§ **Set problem**
Return all of the data exactly, with nothing left out but the pictures.

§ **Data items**
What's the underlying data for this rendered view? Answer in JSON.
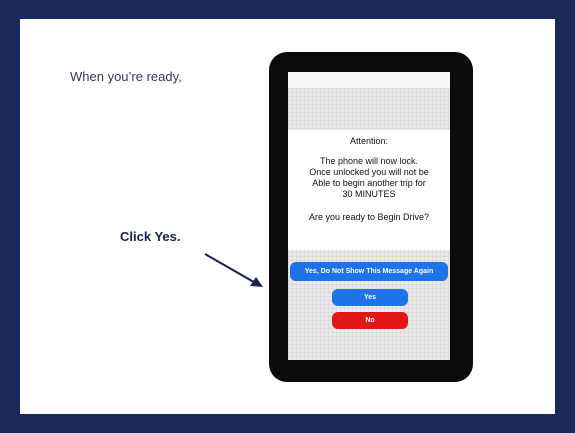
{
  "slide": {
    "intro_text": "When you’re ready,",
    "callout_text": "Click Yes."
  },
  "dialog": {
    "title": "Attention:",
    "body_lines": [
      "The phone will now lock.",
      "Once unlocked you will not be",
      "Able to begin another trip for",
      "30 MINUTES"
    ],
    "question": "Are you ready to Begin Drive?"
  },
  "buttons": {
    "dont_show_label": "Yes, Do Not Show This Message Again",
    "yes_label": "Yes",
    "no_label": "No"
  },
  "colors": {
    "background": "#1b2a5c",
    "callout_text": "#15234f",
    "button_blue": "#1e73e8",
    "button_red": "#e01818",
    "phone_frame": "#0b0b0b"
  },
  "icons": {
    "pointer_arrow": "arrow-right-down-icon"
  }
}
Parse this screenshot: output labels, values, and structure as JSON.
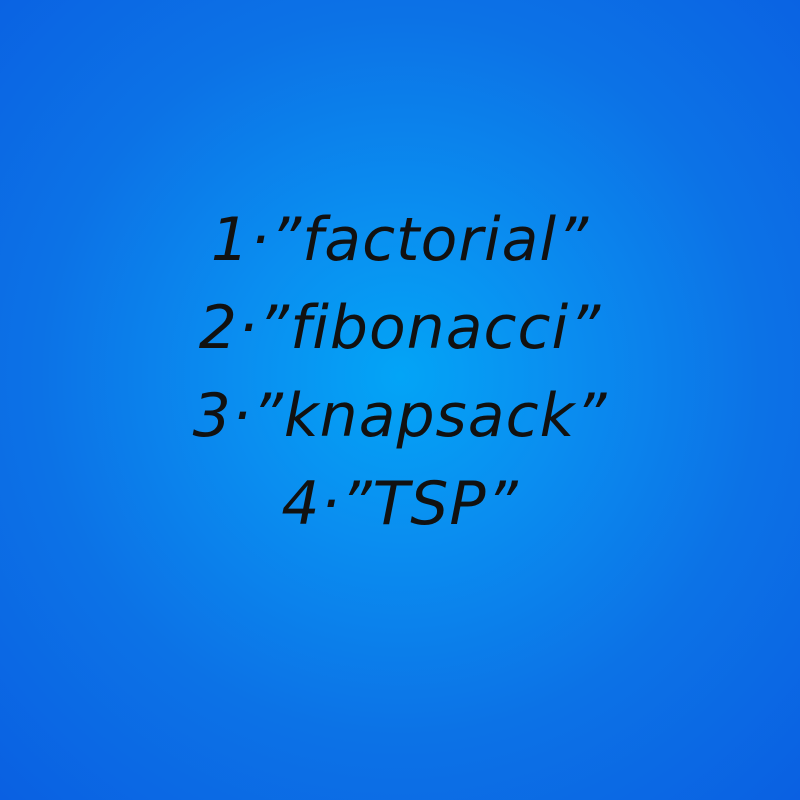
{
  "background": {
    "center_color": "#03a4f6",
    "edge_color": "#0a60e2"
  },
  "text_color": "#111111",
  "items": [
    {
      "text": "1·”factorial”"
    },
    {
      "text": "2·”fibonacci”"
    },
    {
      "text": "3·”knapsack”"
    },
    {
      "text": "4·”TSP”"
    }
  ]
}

§ **Solution below**
What's the underlying data for this rendered view? Answer in JSON.
{
  "slide": {
    "intro_text": "When you’re ready,",
    "callout_text": "Click Yes."
  },
  "dialog": {
    "title": "Attention:",
    "body_lines": [
      "The phone will now lock.",
      "Once unlocked you will not be",
      "Able to begin another trip for",
      "30 MINUTES"
    ],
    "question": "Are you ready to Begin Drive?"
  },
  "buttons": {
    "dont_show_label": "Yes, Do Not Show This Message Again",
    "yes_label": "Yes",
    "no_label": "No"
  },
  "colors": {
    "background": "#1b2a5c",
    "callout_text": "#15234f",
    "button_blue": "#1e73e8",
    "button_red": "#e01818",
    "phone_frame": "#0b0b0b"
  },
  "icons": {
    "pointer_arrow": "arrow-right-down-icon"
  }
}
Parse this screenshot: output labels, values, and structure as JSON.
{
  "background": {
    "center_color": "#03a4f6",
    "edge_color": "#0a60e2"
  },
  "text_color": "#111111",
  "items": [
    {
      "text": "1·”factorial”"
    },
    {
      "text": "2·”fibonacci”"
    },
    {
      "text": "3·”knapsack”"
    },
    {
      "text": "4·”TSP”"
    }
  ]
}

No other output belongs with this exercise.